▶ **The request**:
Tally how many lines of these entries hold the string "screenshot". Return the number alone.

::: Listing

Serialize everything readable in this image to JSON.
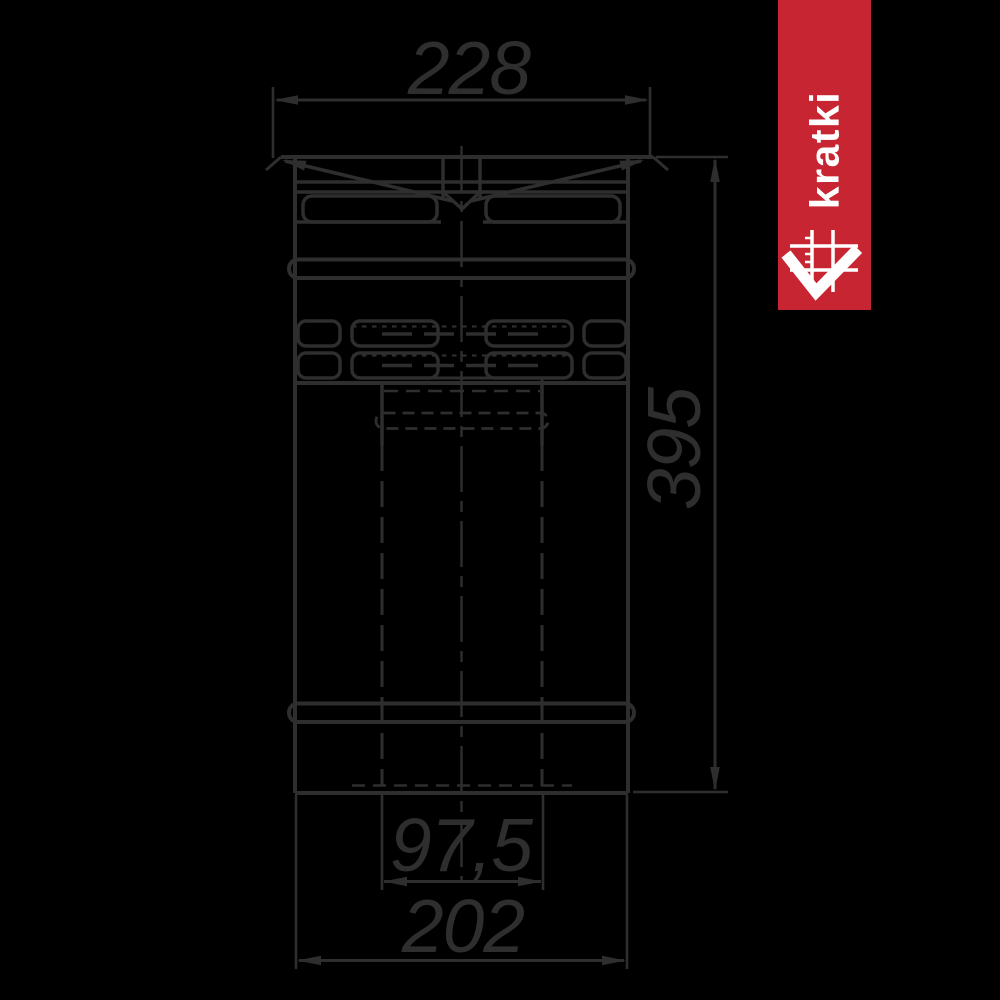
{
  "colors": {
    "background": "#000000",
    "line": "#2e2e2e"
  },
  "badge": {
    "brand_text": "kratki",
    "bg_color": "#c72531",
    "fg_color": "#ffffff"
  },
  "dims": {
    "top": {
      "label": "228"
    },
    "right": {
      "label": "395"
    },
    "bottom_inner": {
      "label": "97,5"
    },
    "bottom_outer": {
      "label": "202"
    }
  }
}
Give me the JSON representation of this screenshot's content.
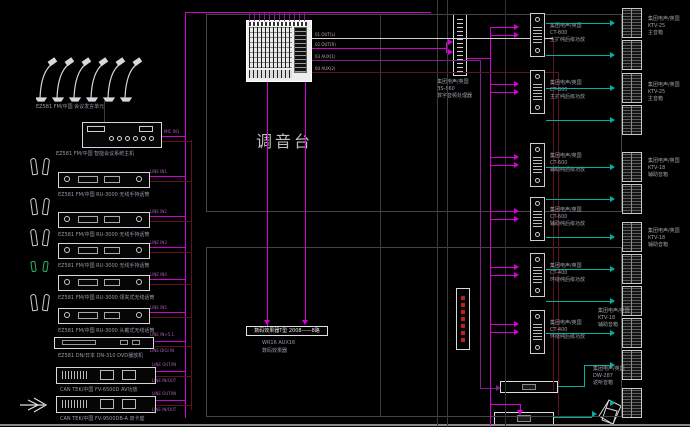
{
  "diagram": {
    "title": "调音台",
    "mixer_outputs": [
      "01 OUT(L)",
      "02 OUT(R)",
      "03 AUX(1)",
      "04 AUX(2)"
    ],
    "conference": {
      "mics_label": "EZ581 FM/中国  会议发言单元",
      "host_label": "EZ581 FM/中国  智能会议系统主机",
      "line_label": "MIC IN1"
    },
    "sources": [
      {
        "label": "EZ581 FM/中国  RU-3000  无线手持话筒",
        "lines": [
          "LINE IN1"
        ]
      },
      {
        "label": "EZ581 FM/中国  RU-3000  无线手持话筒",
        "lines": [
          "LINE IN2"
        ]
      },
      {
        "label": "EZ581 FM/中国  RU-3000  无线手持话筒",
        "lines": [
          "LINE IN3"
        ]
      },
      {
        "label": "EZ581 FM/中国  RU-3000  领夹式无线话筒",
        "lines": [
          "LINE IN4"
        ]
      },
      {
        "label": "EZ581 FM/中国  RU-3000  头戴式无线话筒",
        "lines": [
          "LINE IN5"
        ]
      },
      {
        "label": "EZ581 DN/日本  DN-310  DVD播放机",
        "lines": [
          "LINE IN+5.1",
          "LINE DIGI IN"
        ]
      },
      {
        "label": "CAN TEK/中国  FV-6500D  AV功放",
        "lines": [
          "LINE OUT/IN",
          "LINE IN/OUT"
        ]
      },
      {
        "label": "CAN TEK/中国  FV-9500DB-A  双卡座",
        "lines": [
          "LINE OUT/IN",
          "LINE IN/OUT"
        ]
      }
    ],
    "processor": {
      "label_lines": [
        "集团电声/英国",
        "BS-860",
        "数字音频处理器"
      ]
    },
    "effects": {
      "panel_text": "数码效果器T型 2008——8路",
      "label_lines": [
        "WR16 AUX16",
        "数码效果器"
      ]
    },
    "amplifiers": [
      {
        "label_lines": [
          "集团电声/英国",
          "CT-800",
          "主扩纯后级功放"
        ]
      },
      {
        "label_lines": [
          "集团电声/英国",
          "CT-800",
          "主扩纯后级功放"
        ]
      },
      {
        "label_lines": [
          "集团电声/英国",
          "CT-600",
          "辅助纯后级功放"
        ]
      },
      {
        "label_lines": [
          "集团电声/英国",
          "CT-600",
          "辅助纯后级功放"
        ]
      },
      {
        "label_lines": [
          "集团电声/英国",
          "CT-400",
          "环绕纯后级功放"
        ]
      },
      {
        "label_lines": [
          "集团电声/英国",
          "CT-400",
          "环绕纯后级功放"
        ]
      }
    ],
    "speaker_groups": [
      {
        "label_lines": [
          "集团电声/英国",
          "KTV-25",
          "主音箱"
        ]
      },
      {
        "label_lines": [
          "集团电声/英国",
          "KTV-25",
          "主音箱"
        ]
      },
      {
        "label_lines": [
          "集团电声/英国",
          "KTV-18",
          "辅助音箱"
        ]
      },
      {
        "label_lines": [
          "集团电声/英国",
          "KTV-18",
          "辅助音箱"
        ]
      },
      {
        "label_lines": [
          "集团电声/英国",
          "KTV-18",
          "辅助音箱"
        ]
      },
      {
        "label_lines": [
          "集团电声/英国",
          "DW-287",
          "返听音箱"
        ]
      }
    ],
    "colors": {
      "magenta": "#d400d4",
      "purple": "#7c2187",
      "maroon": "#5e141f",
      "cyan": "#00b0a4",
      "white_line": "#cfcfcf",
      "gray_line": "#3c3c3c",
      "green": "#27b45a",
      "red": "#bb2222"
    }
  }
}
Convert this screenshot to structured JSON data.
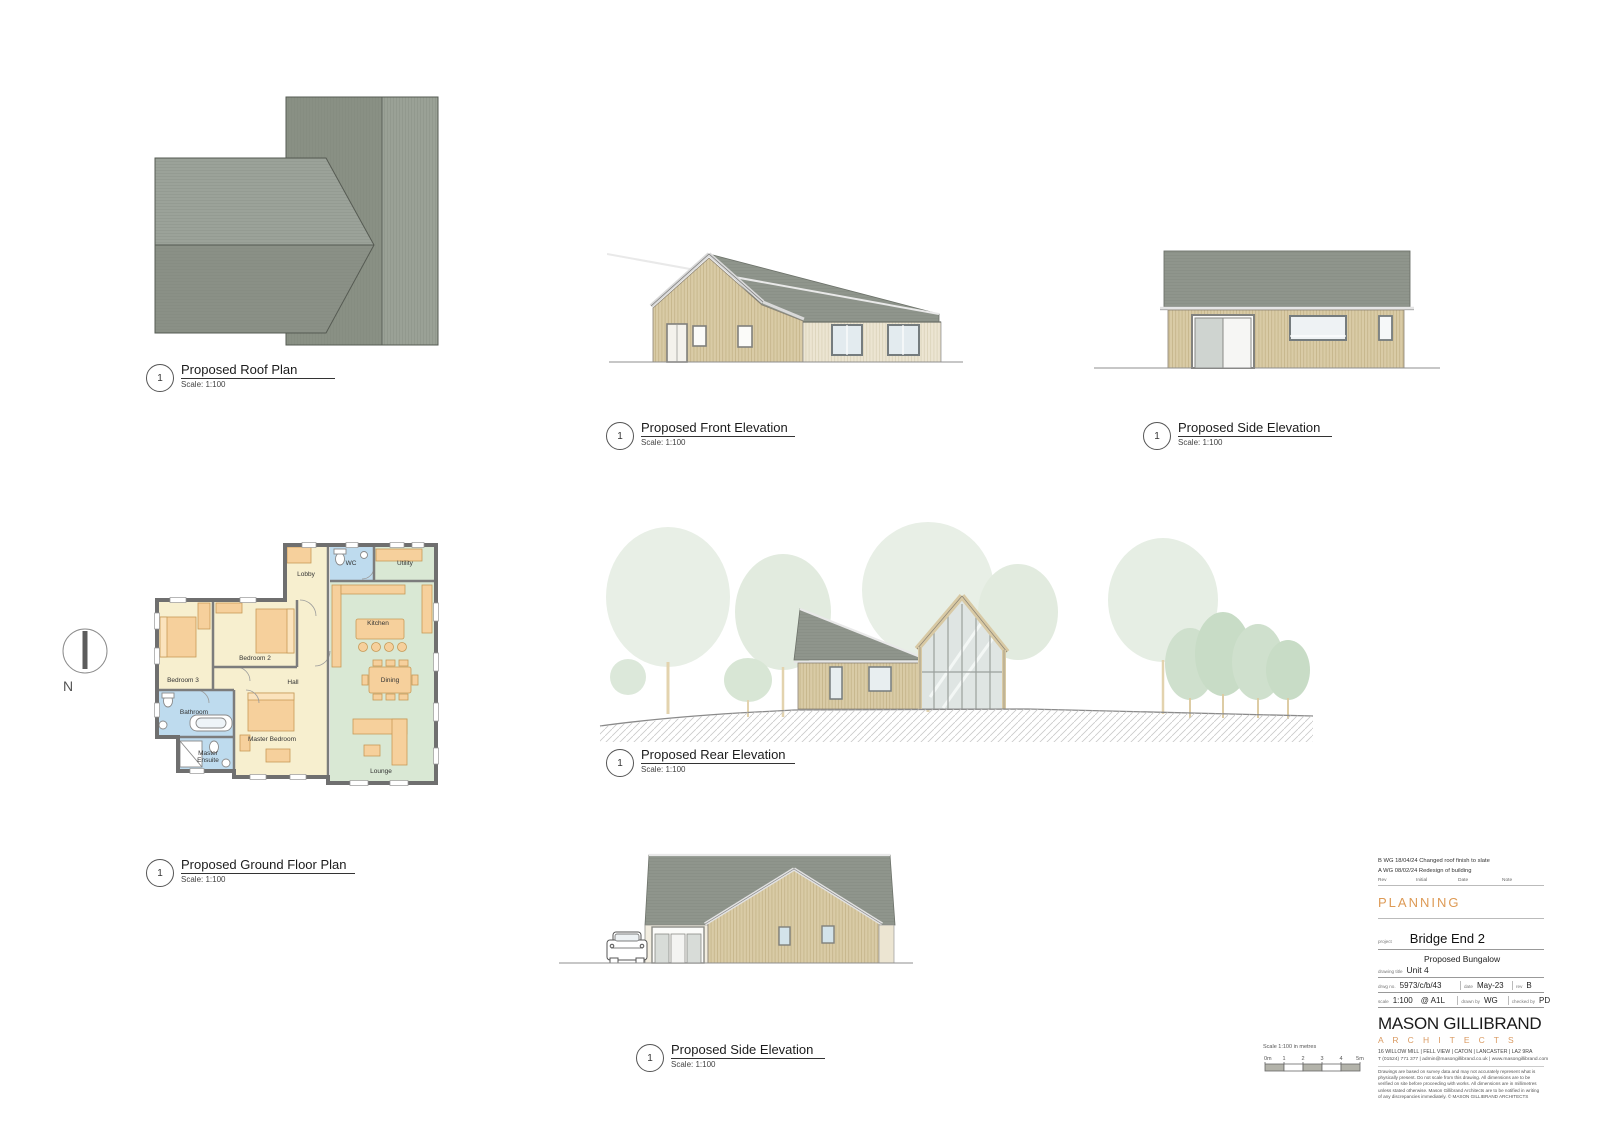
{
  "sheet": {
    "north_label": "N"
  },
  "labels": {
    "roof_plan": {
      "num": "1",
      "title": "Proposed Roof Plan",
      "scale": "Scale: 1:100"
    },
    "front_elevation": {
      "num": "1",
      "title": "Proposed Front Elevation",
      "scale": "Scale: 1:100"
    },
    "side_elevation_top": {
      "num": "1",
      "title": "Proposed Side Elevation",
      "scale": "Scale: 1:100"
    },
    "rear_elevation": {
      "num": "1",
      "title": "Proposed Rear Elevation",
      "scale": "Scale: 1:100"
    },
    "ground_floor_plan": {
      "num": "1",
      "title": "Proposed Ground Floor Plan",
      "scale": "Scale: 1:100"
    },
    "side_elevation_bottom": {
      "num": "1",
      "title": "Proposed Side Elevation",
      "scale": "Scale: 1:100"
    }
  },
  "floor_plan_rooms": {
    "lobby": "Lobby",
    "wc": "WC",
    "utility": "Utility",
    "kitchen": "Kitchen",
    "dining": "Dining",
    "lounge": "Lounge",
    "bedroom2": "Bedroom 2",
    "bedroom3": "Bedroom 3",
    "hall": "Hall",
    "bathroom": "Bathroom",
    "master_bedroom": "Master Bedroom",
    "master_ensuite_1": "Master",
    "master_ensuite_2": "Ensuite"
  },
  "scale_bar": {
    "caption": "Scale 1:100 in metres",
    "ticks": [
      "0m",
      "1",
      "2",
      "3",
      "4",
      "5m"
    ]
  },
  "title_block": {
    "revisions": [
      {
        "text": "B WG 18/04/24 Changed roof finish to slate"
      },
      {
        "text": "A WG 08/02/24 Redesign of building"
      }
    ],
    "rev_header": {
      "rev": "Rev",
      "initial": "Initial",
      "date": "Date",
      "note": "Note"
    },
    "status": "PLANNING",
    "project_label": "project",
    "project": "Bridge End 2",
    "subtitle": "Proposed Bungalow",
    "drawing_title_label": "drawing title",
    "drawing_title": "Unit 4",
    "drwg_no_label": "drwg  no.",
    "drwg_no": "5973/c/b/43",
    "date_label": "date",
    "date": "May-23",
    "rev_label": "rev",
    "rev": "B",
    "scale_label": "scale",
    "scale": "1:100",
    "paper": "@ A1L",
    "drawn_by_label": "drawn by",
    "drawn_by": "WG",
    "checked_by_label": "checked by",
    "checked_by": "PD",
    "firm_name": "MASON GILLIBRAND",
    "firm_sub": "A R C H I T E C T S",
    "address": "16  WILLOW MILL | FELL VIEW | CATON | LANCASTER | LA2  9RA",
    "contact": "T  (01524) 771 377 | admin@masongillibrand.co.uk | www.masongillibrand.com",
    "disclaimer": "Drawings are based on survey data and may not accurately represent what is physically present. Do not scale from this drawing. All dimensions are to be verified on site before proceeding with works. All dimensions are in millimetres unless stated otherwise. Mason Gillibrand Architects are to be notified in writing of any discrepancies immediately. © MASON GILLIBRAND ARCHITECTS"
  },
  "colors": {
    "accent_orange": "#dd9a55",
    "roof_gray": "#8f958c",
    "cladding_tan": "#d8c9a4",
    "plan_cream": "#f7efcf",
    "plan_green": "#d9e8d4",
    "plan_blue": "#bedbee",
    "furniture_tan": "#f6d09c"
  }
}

::::::

▶ **Exercise response**:
2